(Data records)

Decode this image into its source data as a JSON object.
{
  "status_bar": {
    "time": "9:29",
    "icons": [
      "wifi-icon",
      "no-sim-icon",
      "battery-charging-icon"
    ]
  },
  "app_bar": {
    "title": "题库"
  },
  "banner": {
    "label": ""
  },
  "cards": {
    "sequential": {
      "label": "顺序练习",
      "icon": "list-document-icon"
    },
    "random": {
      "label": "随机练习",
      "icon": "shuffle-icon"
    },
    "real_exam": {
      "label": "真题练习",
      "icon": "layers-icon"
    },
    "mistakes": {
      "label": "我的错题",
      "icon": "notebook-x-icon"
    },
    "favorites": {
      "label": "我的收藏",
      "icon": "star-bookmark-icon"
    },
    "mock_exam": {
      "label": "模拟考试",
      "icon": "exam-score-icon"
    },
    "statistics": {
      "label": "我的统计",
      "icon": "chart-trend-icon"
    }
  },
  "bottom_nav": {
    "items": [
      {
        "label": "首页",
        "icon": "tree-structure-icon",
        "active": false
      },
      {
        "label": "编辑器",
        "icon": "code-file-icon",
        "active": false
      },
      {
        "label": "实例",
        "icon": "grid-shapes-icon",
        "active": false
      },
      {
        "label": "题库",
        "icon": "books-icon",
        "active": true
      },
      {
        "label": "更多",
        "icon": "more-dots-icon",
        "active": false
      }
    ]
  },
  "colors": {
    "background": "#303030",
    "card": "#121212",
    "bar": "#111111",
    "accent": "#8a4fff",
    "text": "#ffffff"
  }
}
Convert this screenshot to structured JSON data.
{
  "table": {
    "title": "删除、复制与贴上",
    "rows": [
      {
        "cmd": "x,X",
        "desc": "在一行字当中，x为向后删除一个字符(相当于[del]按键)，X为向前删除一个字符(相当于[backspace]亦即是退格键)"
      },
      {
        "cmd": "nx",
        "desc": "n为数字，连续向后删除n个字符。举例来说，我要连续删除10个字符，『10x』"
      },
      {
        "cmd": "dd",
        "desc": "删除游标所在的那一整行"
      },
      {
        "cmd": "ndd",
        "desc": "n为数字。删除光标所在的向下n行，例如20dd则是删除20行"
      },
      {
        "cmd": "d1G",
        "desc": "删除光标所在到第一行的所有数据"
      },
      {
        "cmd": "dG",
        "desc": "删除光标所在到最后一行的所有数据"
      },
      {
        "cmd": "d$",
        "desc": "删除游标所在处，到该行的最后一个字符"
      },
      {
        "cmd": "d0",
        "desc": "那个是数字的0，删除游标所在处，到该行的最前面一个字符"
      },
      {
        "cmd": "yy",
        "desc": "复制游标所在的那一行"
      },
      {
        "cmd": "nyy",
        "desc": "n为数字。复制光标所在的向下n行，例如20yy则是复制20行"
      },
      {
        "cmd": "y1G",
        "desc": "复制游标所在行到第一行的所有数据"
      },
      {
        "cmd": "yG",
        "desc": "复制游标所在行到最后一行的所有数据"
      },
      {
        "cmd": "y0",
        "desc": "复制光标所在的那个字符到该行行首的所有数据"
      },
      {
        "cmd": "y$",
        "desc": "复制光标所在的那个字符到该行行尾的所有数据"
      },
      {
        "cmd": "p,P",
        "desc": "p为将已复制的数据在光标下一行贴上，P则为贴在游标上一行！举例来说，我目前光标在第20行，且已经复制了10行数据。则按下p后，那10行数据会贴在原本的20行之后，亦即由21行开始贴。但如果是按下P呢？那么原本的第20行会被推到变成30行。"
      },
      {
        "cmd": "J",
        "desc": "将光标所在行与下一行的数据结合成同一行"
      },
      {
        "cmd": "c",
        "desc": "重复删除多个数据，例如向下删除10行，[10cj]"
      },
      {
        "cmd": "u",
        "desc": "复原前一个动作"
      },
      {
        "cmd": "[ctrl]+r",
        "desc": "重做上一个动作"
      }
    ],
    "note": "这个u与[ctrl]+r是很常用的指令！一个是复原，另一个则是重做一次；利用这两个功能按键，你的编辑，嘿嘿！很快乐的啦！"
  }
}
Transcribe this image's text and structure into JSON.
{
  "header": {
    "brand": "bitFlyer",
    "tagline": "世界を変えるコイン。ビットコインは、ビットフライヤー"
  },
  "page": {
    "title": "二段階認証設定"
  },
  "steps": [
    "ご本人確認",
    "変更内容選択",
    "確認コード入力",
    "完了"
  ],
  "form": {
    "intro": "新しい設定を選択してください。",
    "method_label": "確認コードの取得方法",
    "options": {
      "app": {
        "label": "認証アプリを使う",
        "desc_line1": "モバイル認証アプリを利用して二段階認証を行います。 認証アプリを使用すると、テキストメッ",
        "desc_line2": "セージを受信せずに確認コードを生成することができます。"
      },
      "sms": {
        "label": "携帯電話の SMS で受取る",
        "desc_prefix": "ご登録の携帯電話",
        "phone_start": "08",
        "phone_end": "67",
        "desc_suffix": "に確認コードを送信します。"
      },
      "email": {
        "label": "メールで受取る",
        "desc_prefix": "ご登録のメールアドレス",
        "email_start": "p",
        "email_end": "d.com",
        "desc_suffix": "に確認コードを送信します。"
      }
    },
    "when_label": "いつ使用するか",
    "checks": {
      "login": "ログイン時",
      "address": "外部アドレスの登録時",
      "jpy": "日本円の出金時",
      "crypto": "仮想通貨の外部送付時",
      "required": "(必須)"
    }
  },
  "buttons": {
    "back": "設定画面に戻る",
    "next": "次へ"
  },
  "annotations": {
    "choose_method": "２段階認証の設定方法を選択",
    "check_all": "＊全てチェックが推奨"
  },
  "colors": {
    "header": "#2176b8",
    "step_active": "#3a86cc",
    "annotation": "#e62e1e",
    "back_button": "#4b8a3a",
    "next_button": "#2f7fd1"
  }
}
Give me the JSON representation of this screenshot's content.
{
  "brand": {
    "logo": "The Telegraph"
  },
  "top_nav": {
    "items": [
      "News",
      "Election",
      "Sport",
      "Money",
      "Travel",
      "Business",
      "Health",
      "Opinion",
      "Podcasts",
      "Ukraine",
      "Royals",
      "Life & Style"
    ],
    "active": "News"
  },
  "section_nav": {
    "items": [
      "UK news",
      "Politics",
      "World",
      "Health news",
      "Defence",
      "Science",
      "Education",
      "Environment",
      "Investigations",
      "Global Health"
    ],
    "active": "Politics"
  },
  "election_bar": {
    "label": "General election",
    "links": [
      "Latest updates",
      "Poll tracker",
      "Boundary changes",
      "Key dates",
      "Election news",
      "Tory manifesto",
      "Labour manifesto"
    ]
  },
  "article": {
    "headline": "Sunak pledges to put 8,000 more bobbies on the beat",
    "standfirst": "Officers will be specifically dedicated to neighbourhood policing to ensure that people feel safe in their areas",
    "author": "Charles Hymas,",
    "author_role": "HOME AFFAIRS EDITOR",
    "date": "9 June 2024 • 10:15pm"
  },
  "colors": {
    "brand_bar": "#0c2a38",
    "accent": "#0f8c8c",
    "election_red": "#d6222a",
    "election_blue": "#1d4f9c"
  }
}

[What is needed]
Pick out and copy every line that contains the word "screenshot".

[Solution to this problem]
Convert this screenshot to structured JSON data.
Give me the JSON representation of this screenshot's content.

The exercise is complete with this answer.